### Record set
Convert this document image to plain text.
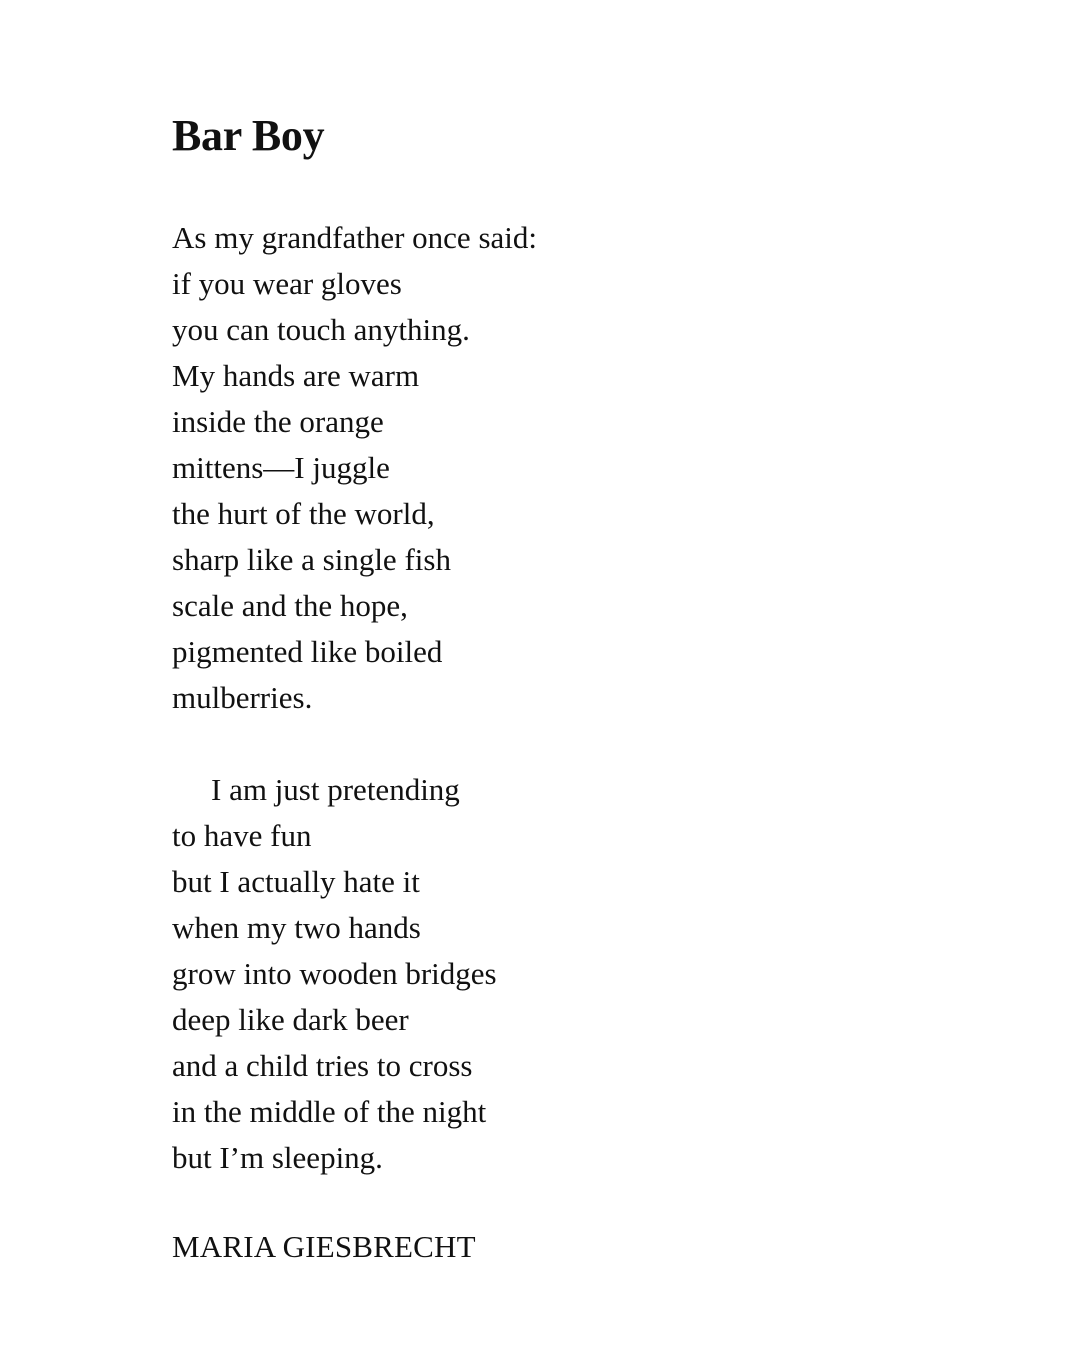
Bar Boy
As my grandfather once said:
if you wear gloves
you can touch anything.
My hands are warm
inside the orange
mittens—I juggle
the hurt of the world,
sharp like a single fish
scale and the hope,
pigmented like boiled
mulberries.
I am just pretending
to have fun
but I actually hate it
when my two hands
grow into wooden bridges
deep like dark beer
and a child tries to cross
in the middle of the night
but I’m sleeping.

MARIA GIESBRECHT
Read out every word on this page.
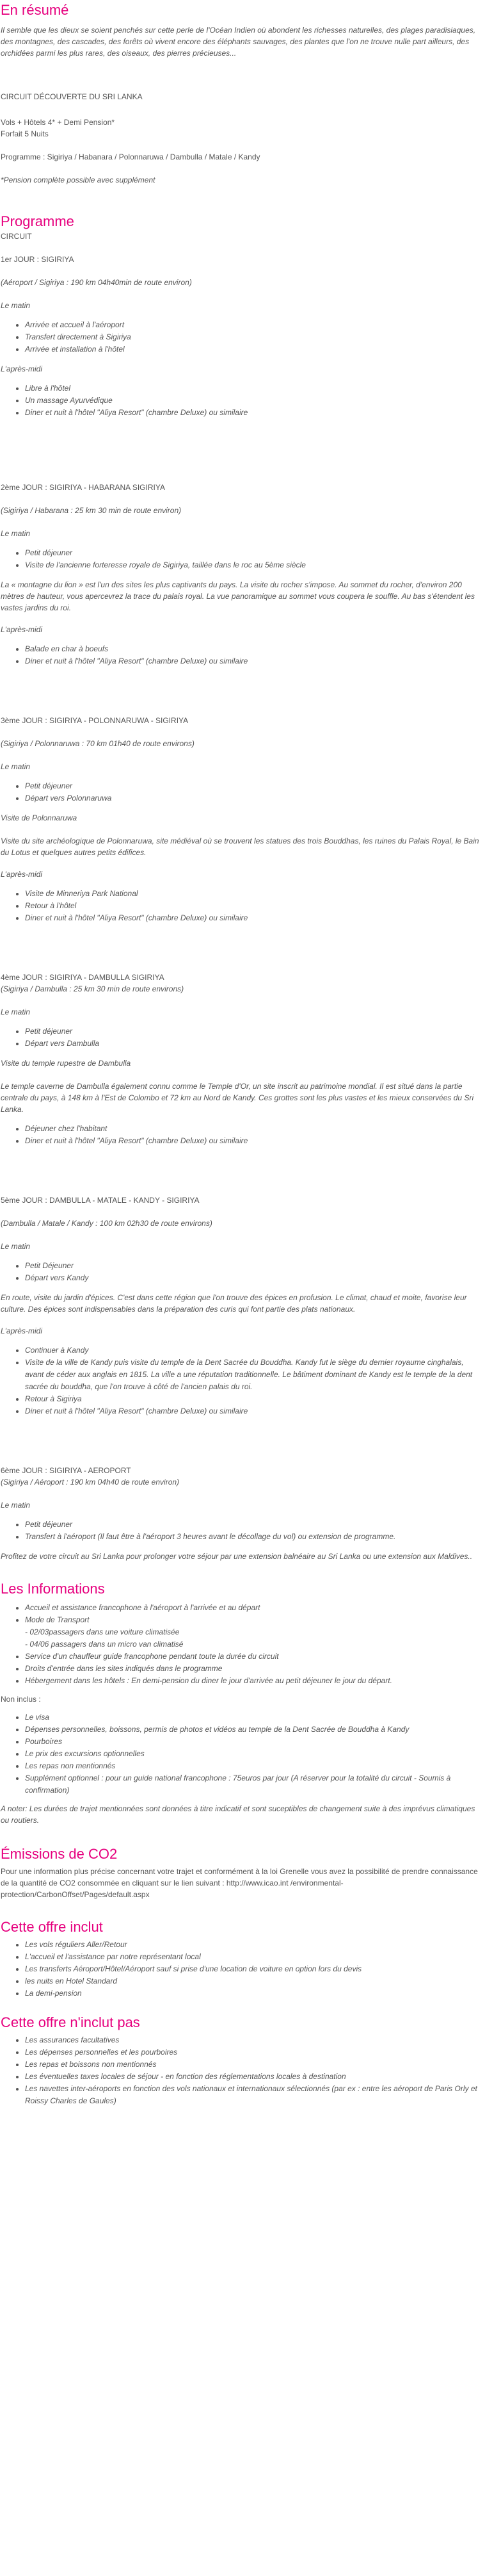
En résumé

Il semble que les dieux se soient penchés sur cette perle de l'Océan Indien où abondent les richesses naturelles, des plages paradisiaques, des montagnes, des cascades, des forêts où vivent encore des éléphants sauvages, des plantes que l'on ne trouve nulle part ailleurs, des orchidées parmi les plus rares, des oiseaux, des pierres précieuses...

CIRCUIT DÉCOUVERTE DU SRI LANKA

Vols + Hôtels 4* + Demi Pension*

Forfait 5 Nuits

Programme : Sigiriya / Habanara / Polonnaruwa / Dambulla / Matale / Kandy

*Pension complète possible avec supplément

Programme

CIRCUIT

1er JOUR : SIGIRIYA

(Aéroport / Sigiriya : 190 km 04h40min de route environ)

Le matin

• Arrivée et accueil à l'aéroport
• Transfert directement à Sigiriya
• Arrivée et installation à l'hôtel

L'après-midi

• Libre à l'hôtel
• Un massage Ayurvédique
• Diner et nuit à l'hôtel "Aliya Resort" (chambre Deluxe) ou similaire

2ème JOUR : SIGIRIYA - HABARANA SIGIRIYA

(Sigiriya / Habarana : 25 km 30 min de route environ)

Le matin

• Petit déjeuner
• Visite de l'ancienne forteresse royale de Sigiriya, taillée dans le roc au 5ème siècle

La « montagne du lion » est l'un des sites les plus captivants du pays. La visite du rocher s'impose. Au sommet du rocher, d'environ 200 mètres de hauteur, vous apercevrez la trace du palais royal. La vue panoramique au sommet vous coupera le souffle. Au bas s'étendent les vastes jardins du roi.

L'après-midi

• Balade en char à boeufs
• Diner et nuit à l'hôtel "Aliya Resort" (chambre Deluxe) ou similaire

3ème JOUR : SIGIRIYA - POLONNARUWA - SIGIRIYA

(Sigiriya / Polonnaruwa : 70 km 01h40 de route environs)

Le matin

• Petit déjeuner
• Départ vers Polonnaruwa

Visite de Polonnaruwa

Visite du site archéologique de Polonnaruwa, site médiéval où se trouvent les statues des trois Bouddhas, les ruines du Palais Royal, le Bain du Lotus et quelques autres petits édifices.

L'après-midi

• Visite de Minneriya Park National
• Retour à l'hôtel
• Diner et nuit à l'hôtel "Aliya Resort" (chambre Deluxe) ou similaire

4ème JOUR : SIGIRIYA - DAMBULLA SIGIRIYA

(Sigiriya / Dambulla : 25 km 30 min de route environs)

Le matin

• Petit déjeuner
• Départ vers Dambulla

Visite du temple rupestre de Dambulla

Le temple caverne de Dambulla également connu comme le Temple d'Or, un site inscrit au patrimoine mondial. Il est situé dans la partie centrale du pays, à 148 km à l'Est de Colombo et 72 km au Nord de Kandy. Ces grottes sont les plus vastes et les mieux conservées du Sri Lanka.

• Déjeuner chez l'habitant
• Diner et nuit à l'hôtel "Aliya Resort" (chambre Deluxe) ou similaire

5ème JOUR : DAMBULLA - MATALE - KANDY - SIGIRIYA

(Dambulla / Matale / Kandy : 100 km 02h30 de route environs)

Le matin

• Petit Déjeuner
• Départ vers Kandy

En route, visite du jardin d'épices. C'est dans cette région que l'on trouve des épices en profusion. Le climat, chaud et moite, favorise leur culture. Des épices sont indispensables dans la préparation des curis qui font partie des plats nationaux.

L'après-midi

• Continuer à Kandy
• Visite de la ville de Kandy puis visite du temple de la Dent Sacrée du Bouddha. Kandy fut le siège du dernier royaume cinghalais, avant de céder aux anglais en 1815. La ville a une réputation traditionnelle. Le bâtiment dominant de Kandy est le temple de la dent sacrée du bouddha, que l'on trouve à côté de l'ancien palais du roi.
• Retour à Sigiriya
• Diner et nuit à l'hôtel "Aliya Resort" (chambre Deluxe) ou similaire

6ème JOUR : SIGIRIYA - AEROPORT

(Sigiriya / Aéroport : 190 km 04h40 de route environ)

Le matin

• Petit déjeuner
• Transfert à l'aéroport (Il faut être à l'aéroport 3 heures avant le décollage du vol) ou extension de programme.

Profitez de votre circuit au Sri Lanka pour prolonger votre séjour par une extension balnéaire au Sri Lanka ou une extension aux Maldives..

Les Informations
• Accueil et assistance francophone à l'aéroport à l'arrivée et au départ
• Mode de Transport
- 02/03passagers dans une voiture climatisée
- 04/06 passagers dans un micro van climatisé
• Service d'un chauffeur guide francophone pendant toute la durée du circuit
• Droits d'entrée dans les sites indiqués dans le programme
• Hébergement dans les hôtels : En demi-pension du diner le jour d'arrivée au petit déjeuner le jour du départ.

Non inclus :

• Le visa
• Dépenses personnelles, boissons, permis de photos et vidéos au temple de la Dent Sacrée de Bouddha à Kandy
• Pourboires
• Le prix des excursions optionnelles
• Les repas non mentionnés
• Supplément optionnel : pour un guide national francophone : 75euros par jour (A réserver pour la totalité du circuit - Soumis à confirmation)

A noter: Les durées de trajet mentionnées sont données à titre indicatif et sont suceptibles de changement suite à des imprévus climatiques ou routiers.

Émissions de CO2

Pour une information plus précise concernant votre trajet et conformément à la loi Grenelle vous avez la possibilité de prendre connaissance de la quantité de CO2 consommée en cliquant sur le lien suivant : http://www.icao.int /environmental-protection/CarbonOffset/Pages/default.aspx

Cette offre inclut
• Les vols réguliers Aller/Retour
• L'accueil et l'assistance par notre représentant local
• Les transferts Aéroport/Hôtel/Aéroport sauf si prise d'une location de voiture en option lors du devis
• les nuits en Hotel Standard
• La demi-pension
Cette offre n'inclut pas
• Les assurances facultatives
• Les dépenses personnelles et les pourboires
• Les repas et boissons non mentionnés
• Les éventuelles taxes locales de séjour - en fonction des réglementations locales à destination
• Les navettes inter-aéroports en fonction des vols nationaux et internationaux sélectionnés (par ex : entre les aéroport de Paris Orly et Roissy Charles de Gaules)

### The exercise
Copy out all of the material exactly as written, without its pictures.

### Final result
Convert this document image to plain text.
Bar Boy
As my grandfather once said:
if you wear gloves
you can touch anything.
My hands are warm
inside the orange
mittens—I juggle
the hurt of the world,
sharp like a single fish
scale and the hope,
pigmented like boiled
mulberries.
I am just pretending
to have fun
but I actually hate it
when my two hands
grow into wooden bridges
deep like dark beer
and a child tries to cross
in the middle of the night
but I’m sleeping.

MARIA GIESBRECHT
Read out every word on this page.
En résumé

Il semble que les dieux se soient penchés sur cette perle de l'Océan Indien où abondent les richesses naturelles, des plages paradisiaques, des montagnes, des cascades, des forêts où vivent encore des éléphants sauvages, des plantes que l'on ne trouve nulle part ailleurs, des orchidées parmi les plus rares, des oiseaux, des pierres précieuses...

CIRCUIT DÉCOUVERTE DU SRI LANKA

Vols + Hôtels 4* + Demi Pension*

Forfait 5 Nuits

Programme : Sigiriya / Habanara / Polonnaruwa / Dambulla / Matale / Kandy

*Pension complète possible avec supplément

Programme

CIRCUIT

1er JOUR : SIGIRIYA

(Aéroport / Sigiriya : 190 km 04h40min de route environ)

Le matin

• Arrivée et accueil à l'aéroport
• Transfert directement à Sigiriya
• Arrivée et installation à l'hôtel

L'après-midi

• Libre à l'hôtel
• Un massage Ayurvédique
• Diner et nuit à l'hôtel "Aliya Resort" (chambre Deluxe) ou similaire

2ème JOUR : SIGIRIYA - HABARANA SIGIRIYA

(Sigiriya / Habarana : 25 km 30 min de route environ)

Le matin

• Petit déjeuner
• Visite de l'ancienne forteresse royale de Sigiriya, taillée dans le roc au 5ème siècle

La « montagne du lion » est l'un des sites les plus captivants du pays. La visite du rocher s'impose. Au sommet du rocher, d'environ 200 mètres de hauteur, vous apercevrez la trace du palais royal. La vue panoramique au sommet vous coupera le souffle. Au bas s'étendent les vastes jardins du roi.

L'après-midi

• Balade en char à boeufs
• Diner et nuit à l'hôtel "Aliya Resort" (chambre Deluxe) ou similaire

3ème JOUR : SIGIRIYA - POLONNARUWA - SIGIRIYA

(Sigiriya / Polonnaruwa : 70 km 01h40 de route environs)

Le matin

• Petit déjeuner
• Départ vers Polonnaruwa

Visite de Polonnaruwa

Visite du site archéologique de Polonnaruwa, site médiéval où se trouvent les statues des trois Bouddhas, les ruines du Palais Royal, le Bain du Lotus et quelques autres petits édifices.

L'après-midi

• Visite de Minneriya Park National
• Retour à l'hôtel
• Diner et nuit à l'hôtel "Aliya Resort" (chambre Deluxe) ou similaire

4ème JOUR : SIGIRIYA - DAMBULLA SIGIRIYA

(Sigiriya / Dambulla : 25 km 30 min de route environs)

Le matin

• Petit déjeuner
• Départ vers Dambulla

Visite du temple rupestre de Dambulla

Le temple caverne de Dambulla également connu comme le Temple d'Or, un site inscrit au patrimoine mondial. Il est situé dans la partie centrale du pays, à 148 km à l'Est de Colombo et 72 km au Nord de Kandy. Ces grottes sont les plus vastes et les mieux conservées du Sri Lanka.

• Déjeuner chez l'habitant
• Diner et nuit à l'hôtel "Aliya Resort" (chambre Deluxe) ou similaire

5ème JOUR : DAMBULLA - MATALE - KANDY - SIGIRIYA

(Dambulla / Matale / Kandy : 100 km 02h30 de route environs)

Le matin

• Petit Déjeuner
• Départ vers Kandy

En route, visite du jardin d'épices. C'est dans cette région que l'on trouve des épices en profusion. Le climat, chaud et moite, favorise leur culture. Des épices sont indispensables dans la préparation des curis qui font partie des plats nationaux.

L'après-midi

• Continuer à Kandy
• Visite de la ville de Kandy puis visite du temple de la Dent Sacrée du Bouddha. Kandy fut le siège du dernier royaume cinghalais, avant de céder aux anglais en 1815. La ville a une réputation traditionnelle. Le bâtiment dominant de Kandy est le temple de la dent sacrée du bouddha, que l'on trouve à côté de l'ancien palais du roi.
• Retour à Sigiriya
• Diner et nuit à l'hôtel "Aliya Resort" (chambre Deluxe) ou similaire

6ème JOUR : SIGIRIYA - AEROPORT

(Sigiriya / Aéroport : 190 km 04h40 de route environ)

Le matin

• Petit déjeuner
• Transfert à l'aéroport (Il faut être à l'aéroport 3 heures avant le décollage du vol) ou extension de programme.

Profitez de votre circuit au Sri Lanka pour prolonger votre séjour par une extension balnéaire au Sri Lanka ou une extension aux Maldives..

Les Informations
• Accueil et assistance francophone à l'aéroport à l'arrivée et au départ
• Mode de Transport
- 02/03passagers dans une voiture climatisée
- 04/06 passagers dans un micro van climatisé
• Service d'un chauffeur guide francophone pendant toute la durée du circuit
• Droits d'entrée dans les sites indiqués dans le programme
• Hébergement dans les hôtels : En demi-pension du diner le jour d'arrivée au petit déjeuner le jour du départ.

Non inclus :

• Le visa
• Dépenses personnelles, boissons, permis de photos et vidéos au temple de la Dent Sacrée de Bouddha à Kandy
• Pourboires
• Le prix des excursions optionnelles
• Les repas non mentionnés
• Supplément optionnel : pour un guide national francophone : 75euros par jour (A réserver pour la totalité du circuit - Soumis à confirmation)

A noter: Les durées de trajet mentionnées sont données à titre indicatif et sont suceptibles de changement suite à des imprévus climatiques ou routiers.

Émissions de CO2

Pour une information plus précise concernant votre trajet et conformément à la loi Grenelle vous avez la possibilité de prendre connaissance de la quantité de CO2 consommée en cliquant sur le lien suivant : http://www.icao.int /environmental-protection/CarbonOffset/Pages/default.aspx

Cette offre inclut
• Les vols réguliers Aller/Retour
• L'accueil et l'assistance par notre représentant local
• Les transferts Aéroport/Hôtel/Aéroport sauf si prise d'une location de voiture en option lors du devis
• les nuits en Hotel Standard
• La demi-pension
Cette offre n'inclut pas
• Les assurances facultatives
• Les dépenses personnelles et les pourboires
• Les repas et boissons non mentionnés
• Les éventuelles taxes locales de séjour - en fonction des réglementations locales à destination
• Les navettes inter-aéroports en fonction des vols nationaux et internationaux sélectionnés (par ex : entre les aéroport de Paris Orly et Roissy Charles de Gaules)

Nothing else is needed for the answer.